Stored data
Begin

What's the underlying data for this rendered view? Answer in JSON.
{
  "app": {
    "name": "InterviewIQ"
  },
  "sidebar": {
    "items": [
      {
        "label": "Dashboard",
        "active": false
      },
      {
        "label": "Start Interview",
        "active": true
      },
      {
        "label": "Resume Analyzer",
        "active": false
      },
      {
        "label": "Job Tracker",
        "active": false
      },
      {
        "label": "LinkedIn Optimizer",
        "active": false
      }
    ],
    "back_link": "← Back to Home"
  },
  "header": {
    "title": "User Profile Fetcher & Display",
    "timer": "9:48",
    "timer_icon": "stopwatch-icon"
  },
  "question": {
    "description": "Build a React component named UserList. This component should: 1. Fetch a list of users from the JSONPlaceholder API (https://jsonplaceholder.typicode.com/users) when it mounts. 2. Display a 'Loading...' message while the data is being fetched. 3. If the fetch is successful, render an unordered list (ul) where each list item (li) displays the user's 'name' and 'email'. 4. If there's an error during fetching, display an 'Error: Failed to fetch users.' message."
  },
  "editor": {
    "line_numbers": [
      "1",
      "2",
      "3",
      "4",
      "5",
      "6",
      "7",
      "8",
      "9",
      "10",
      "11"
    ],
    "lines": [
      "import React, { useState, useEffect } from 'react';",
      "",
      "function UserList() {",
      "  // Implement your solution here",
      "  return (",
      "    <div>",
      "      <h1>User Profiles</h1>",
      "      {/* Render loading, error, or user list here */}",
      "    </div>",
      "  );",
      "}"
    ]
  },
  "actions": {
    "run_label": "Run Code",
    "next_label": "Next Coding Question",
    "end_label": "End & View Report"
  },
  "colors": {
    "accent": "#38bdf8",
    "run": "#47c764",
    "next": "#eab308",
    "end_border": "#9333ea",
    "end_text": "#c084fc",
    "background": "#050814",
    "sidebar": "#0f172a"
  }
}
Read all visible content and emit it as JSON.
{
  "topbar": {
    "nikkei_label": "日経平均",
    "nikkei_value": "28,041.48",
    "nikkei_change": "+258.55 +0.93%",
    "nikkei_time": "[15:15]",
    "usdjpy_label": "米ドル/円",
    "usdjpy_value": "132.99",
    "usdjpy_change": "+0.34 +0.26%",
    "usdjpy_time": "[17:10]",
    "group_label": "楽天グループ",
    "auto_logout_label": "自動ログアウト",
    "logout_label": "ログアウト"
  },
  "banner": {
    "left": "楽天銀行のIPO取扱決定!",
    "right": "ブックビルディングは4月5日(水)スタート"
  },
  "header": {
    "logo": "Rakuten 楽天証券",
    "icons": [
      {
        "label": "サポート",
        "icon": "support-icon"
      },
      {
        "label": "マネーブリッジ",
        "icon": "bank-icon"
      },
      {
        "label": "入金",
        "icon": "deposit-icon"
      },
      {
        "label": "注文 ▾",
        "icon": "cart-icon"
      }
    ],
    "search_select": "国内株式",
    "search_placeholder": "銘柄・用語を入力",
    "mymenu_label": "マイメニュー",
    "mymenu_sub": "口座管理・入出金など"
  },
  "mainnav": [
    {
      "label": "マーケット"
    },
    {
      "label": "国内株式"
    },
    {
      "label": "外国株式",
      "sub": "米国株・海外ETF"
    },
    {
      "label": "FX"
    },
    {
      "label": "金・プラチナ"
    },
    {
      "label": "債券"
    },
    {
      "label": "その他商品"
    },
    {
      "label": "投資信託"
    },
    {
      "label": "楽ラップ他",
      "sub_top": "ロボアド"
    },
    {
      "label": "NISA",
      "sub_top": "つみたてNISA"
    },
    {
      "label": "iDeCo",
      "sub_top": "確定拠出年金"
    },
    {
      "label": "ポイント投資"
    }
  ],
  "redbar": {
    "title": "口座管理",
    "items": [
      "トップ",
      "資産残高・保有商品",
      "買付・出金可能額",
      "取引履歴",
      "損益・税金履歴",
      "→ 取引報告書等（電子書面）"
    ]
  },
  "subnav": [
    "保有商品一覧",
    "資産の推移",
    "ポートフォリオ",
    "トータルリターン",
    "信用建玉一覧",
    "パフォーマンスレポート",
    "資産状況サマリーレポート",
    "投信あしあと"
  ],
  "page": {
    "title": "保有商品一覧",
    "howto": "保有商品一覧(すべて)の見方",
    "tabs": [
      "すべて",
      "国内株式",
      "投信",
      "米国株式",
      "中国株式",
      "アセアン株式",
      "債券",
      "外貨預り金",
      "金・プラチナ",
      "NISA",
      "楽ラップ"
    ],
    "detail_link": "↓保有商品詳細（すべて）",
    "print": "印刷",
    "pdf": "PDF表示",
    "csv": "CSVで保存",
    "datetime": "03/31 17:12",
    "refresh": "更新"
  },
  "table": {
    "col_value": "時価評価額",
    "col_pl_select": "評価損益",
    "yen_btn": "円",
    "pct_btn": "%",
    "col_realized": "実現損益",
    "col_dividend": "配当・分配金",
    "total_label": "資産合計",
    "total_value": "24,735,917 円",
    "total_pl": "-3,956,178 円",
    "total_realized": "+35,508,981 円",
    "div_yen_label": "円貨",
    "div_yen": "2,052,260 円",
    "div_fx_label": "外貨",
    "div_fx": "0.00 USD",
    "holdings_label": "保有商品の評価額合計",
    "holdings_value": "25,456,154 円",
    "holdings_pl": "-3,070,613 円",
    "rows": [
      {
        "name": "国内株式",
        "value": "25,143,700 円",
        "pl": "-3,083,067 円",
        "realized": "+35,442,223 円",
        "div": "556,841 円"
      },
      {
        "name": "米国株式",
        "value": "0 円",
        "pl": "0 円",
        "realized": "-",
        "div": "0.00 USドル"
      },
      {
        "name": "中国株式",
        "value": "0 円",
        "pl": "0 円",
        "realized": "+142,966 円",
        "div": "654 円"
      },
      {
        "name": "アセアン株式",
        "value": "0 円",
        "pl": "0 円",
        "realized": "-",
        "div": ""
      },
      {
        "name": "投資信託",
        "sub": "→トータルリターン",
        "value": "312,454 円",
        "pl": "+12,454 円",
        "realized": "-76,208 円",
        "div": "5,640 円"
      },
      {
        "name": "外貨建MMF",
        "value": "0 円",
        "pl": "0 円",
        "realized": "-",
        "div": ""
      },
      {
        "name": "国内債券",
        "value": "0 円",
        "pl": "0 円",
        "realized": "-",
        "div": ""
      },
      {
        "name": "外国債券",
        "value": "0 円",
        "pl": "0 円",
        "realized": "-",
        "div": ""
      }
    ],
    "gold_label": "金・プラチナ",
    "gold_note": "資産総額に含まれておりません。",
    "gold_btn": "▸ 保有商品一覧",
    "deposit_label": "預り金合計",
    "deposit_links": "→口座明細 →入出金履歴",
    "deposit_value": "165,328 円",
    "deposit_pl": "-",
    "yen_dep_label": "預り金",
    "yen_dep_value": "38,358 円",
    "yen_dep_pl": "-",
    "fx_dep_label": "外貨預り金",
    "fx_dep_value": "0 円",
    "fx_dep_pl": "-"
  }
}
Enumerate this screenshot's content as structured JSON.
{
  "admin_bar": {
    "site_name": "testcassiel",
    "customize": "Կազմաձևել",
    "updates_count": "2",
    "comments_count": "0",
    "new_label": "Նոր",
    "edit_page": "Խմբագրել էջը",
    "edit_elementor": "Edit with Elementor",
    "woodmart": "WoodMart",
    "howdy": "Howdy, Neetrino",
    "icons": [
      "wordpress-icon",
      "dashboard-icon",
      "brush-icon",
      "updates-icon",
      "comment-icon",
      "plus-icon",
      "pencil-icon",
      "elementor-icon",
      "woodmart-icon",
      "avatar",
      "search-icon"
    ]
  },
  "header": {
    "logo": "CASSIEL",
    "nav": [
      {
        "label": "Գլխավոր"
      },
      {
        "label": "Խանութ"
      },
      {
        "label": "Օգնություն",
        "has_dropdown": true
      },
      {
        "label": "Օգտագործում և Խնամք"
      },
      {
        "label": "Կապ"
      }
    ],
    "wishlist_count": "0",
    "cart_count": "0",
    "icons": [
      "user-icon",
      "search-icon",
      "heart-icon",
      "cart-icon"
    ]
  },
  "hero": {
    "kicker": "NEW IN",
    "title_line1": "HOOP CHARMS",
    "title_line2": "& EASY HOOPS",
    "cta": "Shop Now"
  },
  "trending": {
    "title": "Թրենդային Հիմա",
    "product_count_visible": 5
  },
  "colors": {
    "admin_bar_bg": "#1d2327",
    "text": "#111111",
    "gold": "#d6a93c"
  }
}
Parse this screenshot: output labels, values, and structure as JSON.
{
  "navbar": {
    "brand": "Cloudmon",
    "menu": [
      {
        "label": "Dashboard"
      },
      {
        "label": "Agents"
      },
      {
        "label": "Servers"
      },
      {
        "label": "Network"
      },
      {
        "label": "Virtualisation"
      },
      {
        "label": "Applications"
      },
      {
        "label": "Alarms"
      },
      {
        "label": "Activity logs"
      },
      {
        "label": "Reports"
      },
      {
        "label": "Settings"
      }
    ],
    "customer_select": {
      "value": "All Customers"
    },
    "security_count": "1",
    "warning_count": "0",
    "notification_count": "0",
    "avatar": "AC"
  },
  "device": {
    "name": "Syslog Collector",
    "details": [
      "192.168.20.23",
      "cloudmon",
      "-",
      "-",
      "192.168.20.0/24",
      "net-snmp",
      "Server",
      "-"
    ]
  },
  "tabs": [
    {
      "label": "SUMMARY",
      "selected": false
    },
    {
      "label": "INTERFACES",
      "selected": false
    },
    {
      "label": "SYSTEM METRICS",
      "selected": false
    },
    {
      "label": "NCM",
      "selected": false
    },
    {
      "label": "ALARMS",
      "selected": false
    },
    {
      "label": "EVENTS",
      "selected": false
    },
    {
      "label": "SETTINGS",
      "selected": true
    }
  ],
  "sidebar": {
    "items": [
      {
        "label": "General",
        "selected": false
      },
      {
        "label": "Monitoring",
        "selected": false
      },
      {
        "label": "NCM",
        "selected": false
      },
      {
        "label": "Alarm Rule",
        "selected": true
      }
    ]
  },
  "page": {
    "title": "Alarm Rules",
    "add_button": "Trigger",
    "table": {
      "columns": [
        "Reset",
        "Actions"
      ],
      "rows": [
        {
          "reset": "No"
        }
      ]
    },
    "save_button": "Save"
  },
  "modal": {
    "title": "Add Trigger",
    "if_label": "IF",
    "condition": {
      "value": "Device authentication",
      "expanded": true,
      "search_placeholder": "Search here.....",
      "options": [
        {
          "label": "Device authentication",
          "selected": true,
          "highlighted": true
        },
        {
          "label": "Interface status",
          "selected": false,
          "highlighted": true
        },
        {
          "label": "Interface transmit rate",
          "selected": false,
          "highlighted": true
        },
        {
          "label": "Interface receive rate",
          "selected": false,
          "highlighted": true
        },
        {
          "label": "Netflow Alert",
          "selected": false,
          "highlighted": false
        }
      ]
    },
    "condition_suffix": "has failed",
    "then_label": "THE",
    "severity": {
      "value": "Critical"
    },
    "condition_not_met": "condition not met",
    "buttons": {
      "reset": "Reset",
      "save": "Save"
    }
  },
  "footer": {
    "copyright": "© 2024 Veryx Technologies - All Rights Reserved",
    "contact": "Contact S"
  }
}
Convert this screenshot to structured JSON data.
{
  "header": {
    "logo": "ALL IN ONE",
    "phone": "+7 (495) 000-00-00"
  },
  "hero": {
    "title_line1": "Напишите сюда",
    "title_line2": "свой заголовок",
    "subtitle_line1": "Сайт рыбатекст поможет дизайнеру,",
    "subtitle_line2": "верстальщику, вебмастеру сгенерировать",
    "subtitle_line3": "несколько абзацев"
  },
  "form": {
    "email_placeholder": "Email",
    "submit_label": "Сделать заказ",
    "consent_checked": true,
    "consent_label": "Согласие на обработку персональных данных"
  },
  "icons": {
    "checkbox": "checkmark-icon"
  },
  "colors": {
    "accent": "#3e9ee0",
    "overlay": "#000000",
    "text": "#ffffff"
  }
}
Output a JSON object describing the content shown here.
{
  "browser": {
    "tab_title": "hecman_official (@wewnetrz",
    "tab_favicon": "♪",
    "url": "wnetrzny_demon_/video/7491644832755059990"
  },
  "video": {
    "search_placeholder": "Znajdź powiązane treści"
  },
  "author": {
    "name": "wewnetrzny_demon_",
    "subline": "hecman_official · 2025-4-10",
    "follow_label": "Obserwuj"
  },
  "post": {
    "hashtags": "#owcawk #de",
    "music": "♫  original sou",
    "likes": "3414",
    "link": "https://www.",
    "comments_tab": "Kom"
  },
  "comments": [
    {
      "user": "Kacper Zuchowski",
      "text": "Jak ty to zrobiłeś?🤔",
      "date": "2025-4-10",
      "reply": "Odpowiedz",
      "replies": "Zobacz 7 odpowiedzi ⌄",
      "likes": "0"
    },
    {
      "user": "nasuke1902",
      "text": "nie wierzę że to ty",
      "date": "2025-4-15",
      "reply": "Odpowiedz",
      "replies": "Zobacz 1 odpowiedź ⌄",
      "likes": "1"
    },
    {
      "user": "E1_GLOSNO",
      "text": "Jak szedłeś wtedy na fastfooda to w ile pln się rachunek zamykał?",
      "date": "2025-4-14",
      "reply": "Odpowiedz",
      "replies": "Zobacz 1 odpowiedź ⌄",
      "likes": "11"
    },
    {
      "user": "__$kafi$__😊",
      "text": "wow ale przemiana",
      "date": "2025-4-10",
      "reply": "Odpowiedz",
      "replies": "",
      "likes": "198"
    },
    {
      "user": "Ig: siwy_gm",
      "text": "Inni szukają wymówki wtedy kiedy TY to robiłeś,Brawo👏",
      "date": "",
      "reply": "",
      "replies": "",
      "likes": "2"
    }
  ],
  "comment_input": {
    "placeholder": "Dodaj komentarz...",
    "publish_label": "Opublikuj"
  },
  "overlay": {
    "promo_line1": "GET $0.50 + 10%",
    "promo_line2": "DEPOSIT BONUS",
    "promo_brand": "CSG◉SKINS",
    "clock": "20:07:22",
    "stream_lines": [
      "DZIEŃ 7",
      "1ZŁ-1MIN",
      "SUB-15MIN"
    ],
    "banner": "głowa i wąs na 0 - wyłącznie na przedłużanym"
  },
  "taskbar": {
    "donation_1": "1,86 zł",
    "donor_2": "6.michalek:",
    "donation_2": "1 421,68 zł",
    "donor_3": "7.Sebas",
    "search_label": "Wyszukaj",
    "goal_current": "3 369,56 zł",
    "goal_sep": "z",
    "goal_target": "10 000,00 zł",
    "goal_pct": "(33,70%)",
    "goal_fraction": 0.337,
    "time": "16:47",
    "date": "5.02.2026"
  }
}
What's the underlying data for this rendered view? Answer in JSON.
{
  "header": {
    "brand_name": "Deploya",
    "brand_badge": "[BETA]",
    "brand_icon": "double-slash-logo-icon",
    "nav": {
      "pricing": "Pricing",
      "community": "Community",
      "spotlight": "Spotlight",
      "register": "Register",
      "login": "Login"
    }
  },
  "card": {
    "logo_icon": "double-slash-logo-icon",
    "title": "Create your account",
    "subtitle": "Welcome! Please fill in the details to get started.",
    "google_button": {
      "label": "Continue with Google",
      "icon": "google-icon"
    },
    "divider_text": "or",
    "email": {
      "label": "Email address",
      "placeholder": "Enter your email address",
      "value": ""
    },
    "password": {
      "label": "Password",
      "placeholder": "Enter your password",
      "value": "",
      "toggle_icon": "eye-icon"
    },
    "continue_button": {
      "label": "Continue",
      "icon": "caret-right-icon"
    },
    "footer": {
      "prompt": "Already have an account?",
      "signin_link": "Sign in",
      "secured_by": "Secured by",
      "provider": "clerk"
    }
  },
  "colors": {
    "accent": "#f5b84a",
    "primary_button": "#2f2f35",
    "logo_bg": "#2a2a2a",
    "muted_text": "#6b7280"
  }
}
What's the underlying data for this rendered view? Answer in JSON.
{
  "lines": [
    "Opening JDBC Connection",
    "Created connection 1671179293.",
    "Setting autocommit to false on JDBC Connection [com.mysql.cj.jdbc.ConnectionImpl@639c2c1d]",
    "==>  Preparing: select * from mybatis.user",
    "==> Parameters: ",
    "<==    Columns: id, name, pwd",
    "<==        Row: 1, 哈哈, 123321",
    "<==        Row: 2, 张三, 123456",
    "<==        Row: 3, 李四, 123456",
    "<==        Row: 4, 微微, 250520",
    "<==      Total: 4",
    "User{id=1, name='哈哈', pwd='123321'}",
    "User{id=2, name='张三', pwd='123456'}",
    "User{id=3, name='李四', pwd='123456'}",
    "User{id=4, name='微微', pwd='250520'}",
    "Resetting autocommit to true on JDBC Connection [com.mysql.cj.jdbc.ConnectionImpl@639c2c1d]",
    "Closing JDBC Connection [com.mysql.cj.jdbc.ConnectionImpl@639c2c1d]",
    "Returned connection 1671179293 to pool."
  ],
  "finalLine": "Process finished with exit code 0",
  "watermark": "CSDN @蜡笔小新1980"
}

End

• _Set problem_
In the records above, find the lines containing "Trigger" and copy them.

• _Task answer_
    "add_button": "Trigger",
    "title": "Add Trigger",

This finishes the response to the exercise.